Records about charts and figures:
● ● ● ● ● ● ●

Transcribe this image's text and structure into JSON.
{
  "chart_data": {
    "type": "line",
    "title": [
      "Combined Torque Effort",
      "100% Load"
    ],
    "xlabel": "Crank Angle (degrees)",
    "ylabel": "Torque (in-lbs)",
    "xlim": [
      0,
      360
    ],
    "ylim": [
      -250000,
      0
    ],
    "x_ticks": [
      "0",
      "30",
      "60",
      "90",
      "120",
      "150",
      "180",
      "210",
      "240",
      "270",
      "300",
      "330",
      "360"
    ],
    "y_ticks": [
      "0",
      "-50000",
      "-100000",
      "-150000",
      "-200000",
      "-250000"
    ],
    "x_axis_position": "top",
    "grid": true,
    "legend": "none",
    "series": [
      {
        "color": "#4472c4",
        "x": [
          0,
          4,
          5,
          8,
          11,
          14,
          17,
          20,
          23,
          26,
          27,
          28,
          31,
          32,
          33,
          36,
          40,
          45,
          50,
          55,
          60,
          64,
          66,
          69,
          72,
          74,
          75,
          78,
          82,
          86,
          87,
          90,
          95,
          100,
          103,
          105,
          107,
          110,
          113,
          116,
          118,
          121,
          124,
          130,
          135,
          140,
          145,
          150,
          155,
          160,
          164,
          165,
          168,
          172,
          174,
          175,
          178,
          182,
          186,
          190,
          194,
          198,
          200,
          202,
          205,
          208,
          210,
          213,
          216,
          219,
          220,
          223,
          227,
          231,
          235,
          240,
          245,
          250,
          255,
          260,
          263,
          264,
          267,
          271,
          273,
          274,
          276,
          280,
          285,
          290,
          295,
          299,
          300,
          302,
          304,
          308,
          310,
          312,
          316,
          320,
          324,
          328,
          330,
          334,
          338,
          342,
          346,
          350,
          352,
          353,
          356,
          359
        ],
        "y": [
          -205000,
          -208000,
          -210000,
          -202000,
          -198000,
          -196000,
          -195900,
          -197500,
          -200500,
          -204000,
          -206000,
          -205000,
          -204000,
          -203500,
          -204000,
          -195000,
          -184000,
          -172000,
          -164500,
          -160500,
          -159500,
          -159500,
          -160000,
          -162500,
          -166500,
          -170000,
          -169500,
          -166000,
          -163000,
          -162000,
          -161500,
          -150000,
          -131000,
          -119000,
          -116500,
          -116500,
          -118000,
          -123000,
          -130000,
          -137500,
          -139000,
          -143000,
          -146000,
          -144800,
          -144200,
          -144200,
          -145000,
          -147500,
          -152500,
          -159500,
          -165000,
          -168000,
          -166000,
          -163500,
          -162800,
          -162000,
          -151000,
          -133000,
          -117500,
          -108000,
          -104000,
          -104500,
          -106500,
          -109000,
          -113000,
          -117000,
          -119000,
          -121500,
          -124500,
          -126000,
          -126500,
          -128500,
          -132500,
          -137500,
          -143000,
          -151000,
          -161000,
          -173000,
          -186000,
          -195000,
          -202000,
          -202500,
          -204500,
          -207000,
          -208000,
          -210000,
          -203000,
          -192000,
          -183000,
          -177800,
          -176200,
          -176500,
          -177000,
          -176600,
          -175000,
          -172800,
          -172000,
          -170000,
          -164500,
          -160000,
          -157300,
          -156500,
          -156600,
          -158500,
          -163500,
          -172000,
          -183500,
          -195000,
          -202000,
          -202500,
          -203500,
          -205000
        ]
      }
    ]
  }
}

● ● ● ● ● ● ●

## WORK TO COMPLETE
Pull out each line holding the string "Torque".

## WRITTEN ANSWER
      "Combined Torque Effort",
    "ylabel": "Torque (in-lbs)",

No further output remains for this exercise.